**Your goal:**
Each entry below is to be transcribed exactly.

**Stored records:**
+ + + + + + +
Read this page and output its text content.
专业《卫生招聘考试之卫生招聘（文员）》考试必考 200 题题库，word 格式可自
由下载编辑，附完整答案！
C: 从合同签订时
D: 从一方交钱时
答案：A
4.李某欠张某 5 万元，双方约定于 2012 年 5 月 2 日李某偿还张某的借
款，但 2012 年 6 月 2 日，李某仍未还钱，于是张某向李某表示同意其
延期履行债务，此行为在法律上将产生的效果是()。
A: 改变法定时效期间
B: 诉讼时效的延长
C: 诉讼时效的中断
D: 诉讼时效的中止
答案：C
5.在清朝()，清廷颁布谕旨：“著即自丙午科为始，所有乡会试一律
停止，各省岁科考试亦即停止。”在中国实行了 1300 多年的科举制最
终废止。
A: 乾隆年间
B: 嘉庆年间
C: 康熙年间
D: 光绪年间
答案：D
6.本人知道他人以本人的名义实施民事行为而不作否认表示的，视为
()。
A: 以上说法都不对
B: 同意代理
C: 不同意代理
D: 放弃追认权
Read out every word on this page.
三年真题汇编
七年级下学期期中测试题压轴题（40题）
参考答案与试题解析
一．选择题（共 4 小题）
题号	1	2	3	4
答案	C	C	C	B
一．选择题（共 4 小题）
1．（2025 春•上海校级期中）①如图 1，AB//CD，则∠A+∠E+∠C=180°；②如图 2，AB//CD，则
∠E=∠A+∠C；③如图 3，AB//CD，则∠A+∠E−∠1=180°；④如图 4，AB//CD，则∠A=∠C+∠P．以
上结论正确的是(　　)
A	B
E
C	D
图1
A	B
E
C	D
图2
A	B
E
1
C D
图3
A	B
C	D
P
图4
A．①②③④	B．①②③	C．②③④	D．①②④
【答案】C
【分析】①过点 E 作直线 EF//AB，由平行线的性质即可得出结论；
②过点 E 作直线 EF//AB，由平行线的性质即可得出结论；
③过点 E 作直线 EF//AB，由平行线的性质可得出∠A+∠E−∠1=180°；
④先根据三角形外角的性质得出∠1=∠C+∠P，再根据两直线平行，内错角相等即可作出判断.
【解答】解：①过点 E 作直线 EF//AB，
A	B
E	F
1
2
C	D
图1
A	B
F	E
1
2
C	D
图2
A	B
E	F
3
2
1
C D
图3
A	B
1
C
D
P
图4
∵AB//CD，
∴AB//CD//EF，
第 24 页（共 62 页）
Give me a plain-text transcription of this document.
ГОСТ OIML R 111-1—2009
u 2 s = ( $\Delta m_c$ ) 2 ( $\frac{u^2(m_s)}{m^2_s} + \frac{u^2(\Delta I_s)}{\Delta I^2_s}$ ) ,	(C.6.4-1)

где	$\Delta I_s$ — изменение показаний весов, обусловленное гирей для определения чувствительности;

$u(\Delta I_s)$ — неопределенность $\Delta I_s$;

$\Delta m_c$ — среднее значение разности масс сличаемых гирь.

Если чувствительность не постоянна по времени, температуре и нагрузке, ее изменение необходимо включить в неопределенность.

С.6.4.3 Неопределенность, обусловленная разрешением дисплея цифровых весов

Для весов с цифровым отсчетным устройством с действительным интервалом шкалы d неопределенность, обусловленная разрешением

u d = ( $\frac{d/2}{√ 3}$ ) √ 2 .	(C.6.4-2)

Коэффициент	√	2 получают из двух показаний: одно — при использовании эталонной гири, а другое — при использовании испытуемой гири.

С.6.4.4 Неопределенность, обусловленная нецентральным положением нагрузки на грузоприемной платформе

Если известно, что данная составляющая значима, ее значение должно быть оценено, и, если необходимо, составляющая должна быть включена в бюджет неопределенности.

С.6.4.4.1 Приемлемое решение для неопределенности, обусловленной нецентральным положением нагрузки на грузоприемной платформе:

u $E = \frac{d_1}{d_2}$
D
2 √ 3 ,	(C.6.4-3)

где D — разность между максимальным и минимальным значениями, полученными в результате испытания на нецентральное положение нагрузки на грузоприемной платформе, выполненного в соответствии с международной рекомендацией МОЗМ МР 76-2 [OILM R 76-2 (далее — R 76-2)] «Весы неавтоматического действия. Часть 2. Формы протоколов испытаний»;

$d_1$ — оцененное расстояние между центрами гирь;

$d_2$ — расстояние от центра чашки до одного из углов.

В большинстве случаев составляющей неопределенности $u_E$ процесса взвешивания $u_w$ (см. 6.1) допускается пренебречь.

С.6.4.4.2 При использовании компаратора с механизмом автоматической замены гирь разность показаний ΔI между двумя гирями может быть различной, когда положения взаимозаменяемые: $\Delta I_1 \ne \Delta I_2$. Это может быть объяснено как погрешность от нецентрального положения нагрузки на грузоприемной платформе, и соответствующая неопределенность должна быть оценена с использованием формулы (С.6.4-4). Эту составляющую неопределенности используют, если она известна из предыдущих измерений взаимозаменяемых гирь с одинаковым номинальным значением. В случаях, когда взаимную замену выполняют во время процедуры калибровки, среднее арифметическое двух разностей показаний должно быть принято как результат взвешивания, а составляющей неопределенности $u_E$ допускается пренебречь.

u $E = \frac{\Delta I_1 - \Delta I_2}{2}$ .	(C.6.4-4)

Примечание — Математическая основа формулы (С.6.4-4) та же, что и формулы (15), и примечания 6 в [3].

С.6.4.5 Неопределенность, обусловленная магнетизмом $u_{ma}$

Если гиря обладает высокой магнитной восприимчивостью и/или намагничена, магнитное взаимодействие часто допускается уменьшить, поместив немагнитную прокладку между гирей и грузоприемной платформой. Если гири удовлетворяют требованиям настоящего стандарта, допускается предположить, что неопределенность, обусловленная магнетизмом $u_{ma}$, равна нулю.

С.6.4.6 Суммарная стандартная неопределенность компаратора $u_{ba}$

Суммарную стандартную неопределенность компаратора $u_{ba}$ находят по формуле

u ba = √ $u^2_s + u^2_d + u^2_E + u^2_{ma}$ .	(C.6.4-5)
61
+ + + + + + +
**Response:**
Read this page and output its text content.
专业《卫生招聘考试之卫生招聘（文员）》考试必考 200 题题库，word 格式可自
由下载编辑，附完整答案！
C: 从合同签订时
D: 从一方交钱时
答案：A
4.李某欠张某 5 万元，双方约定于 2012 年 5 月 2 日李某偿还张某的借
款，但 2012 年 6 月 2 日，李某仍未还钱，于是张某向李某表示同意其
延期履行债务，此行为在法律上将产生的效果是()。
A: 改变法定时效期间
B: 诉讼时效的延长
C: 诉讼时效的中断
D: 诉讼时效的中止
答案：C
5.在清朝()，清廷颁布谕旨：“著即自丙午科为始，所有乡会试一律
停止，各省岁科考试亦即停止。”在中国实行了 1300 多年的科举制最
终废止。
A: 乾隆年间
B: 嘉庆年间
C: 康熙年间
D: 光绪年间
答案：D
6.本人知道他人以本人的名义实施民事行为而不作否认表示的，视为
()。
A: 以上说法都不对
B: 同意代理
C: 不同意代理
D: 放弃追认权
Read out every word on this page.
三年真题汇编
七年级下学期期中测试题压轴题（40题）
参考答案与试题解析
一．选择题（共 4 小题）
题号	1	2	3	4
答案	C	C	C	B
一．选择题（共 4 小题）
1．（2025 春•上海校级期中）①如图 1，AB//CD，则∠A+∠E+∠C=180°；②如图 2，AB//CD，则
∠E=∠A+∠C；③如图 3，AB//CD，则∠A+∠E−∠1=180°；④如图 4，AB//CD，则∠A=∠C+∠P．以
上结论正确的是(　　)
A	B
E
C	D
图1
A	B
E
C	D
图2
A	B
E
1
C D
图3
A	B
C	D
P
图4
A．①②③④	B．①②③	C．②③④	D．①②④
【答案】C
【分析】①过点 E 作直线 EF//AB，由平行线的性质即可得出结论；
②过点 E 作直线 EF//AB，由平行线的性质即可得出结论；
③过点 E 作直线 EF//AB，由平行线的性质可得出∠A+∠E−∠1=180°；
④先根据三角形外角的性质得出∠1=∠C+∠P，再根据两直线平行，内错角相等即可作出判断.
【解答】解：①过点 E 作直线 EF//AB，
A	B
E	F
1
2
C	D
图1
A	B
F	E
1
2
C	D
图2
A	B
E	F
3
2
1
C D
图3
A	B
1
C
D
P
图4
∵AB//CD，
∴AB//CD//EF，
第 24 页（共 62 页）
Give me a plain-text transcription of this document.
ГОСТ OIML R 111-1—2009
u 2 s = ( $\Delta m_c$ ) 2 ( $\frac{u^2(m_s)}{m^2_s} + \frac{u^2(\Delta I_s)}{\Delta I^2_s}$ ) ,	(C.6.4-1)

где	$\Delta I_s$ — изменение показаний весов, обусловленное гирей для определения чувствительности;

$u(\Delta I_s)$ — неопределенность $\Delta I_s$;

$\Delta m_c$ — среднее значение разности масс сличаемых гирь.

Если чувствительность не постоянна по времени, температуре и нагрузке, ее изменение необходимо включить в неопределенность.

С.6.4.3 Неопределенность, обусловленная разрешением дисплея цифровых весов

Для весов с цифровым отсчетным устройством с действительным интервалом шкалы d неопределенность, обусловленная разрешением

u d = ( $\frac{d/2}{√ 3}$ ) √ 2 .	(C.6.4-2)

Коэффициент	√	2 получают из двух показаний: одно — при использовании эталонной гири, а другое — при использовании испытуемой гири.

С.6.4.4 Неопределенность, обусловленная нецентральным положением нагрузки на грузоприемной платформе

Если известно, что данная составляющая значима, ее значение должно быть оценено, и, если необходимо, составляющая должна быть включена в бюджет неопределенности.

С.6.4.4.1 Приемлемое решение для неопределенности, обусловленной нецентральным положением нагрузки на грузоприемной платформе:

u $E = \frac{d_1}{d_2}$
D
2 √ 3 ,	(C.6.4-3)

где D — разность между максимальным и минимальным значениями, полученными в результате испытания на нецентральное положение нагрузки на грузоприемной платформе, выполненного в соответствии с международной рекомендацией МОЗМ МР 76-2 [OILM R 76-2 (далее — R 76-2)] «Весы неавтоматического действия. Часть 2. Формы протоколов испытаний»;

$d_1$ — оцененное расстояние между центрами гирь;

$d_2$ — расстояние от центра чашки до одного из углов.

В большинстве случаев составляющей неопределенности $u_E$ процесса взвешивания $u_w$ (см. 6.1) допускается пренебречь.

С.6.4.4.2 При использовании компаратора с механизмом автоматической замены гирь разность показаний ΔI между двумя гирями может быть различной, когда положения взаимозаменяемые: $\Delta I_1 \ne \Delta I_2$. Это может быть объяснено как погрешность от нецентрального положения нагрузки на грузоприемной платформе, и соответствующая неопределенность должна быть оценена с использованием формулы (С.6.4-4). Эту составляющую неопределенности используют, если она известна из предыдущих измерений взаимозаменяемых гирь с одинаковым номинальным значением. В случаях, когда взаимную замену выполняют во время процедуры калибровки, среднее арифметическое двух разностей показаний должно быть принято как результат взвешивания, а составляющей неопределенности $u_E$ допускается пренебречь.

u $E = \frac{\Delta I_1 - \Delta I_2}{2}$ .	(C.6.4-4)

Примечание — Математическая основа формулы (С.6.4-4) та же, что и формулы (15), и примечания 6 в [3].

С.6.4.5 Неопределенность, обусловленная магнетизмом $u_{ma}$

Если гиря обладает высокой магнитной восприимчивостью и/или намагничена, магнитное взаимодействие часто допускается уменьшить, поместив немагнитную прокладку между гирей и грузоприемной платформой. Если гири удовлетворяют требованиям настоящего стандарта, допускается предположить, что неопределенность, обусловленная магнетизмом $u_{ma}$, равна нулю.

С.6.4.6 Суммарная стандартная неопределенность компаратора $u_{ba}$

Суммарную стандартную неопределенность компаратора $u_{ba}$ находят по формуле

u ba = √ $u^2_s + u^2_d + u^2_E + u^2_{ma}$ .	(C.6.4-5)
61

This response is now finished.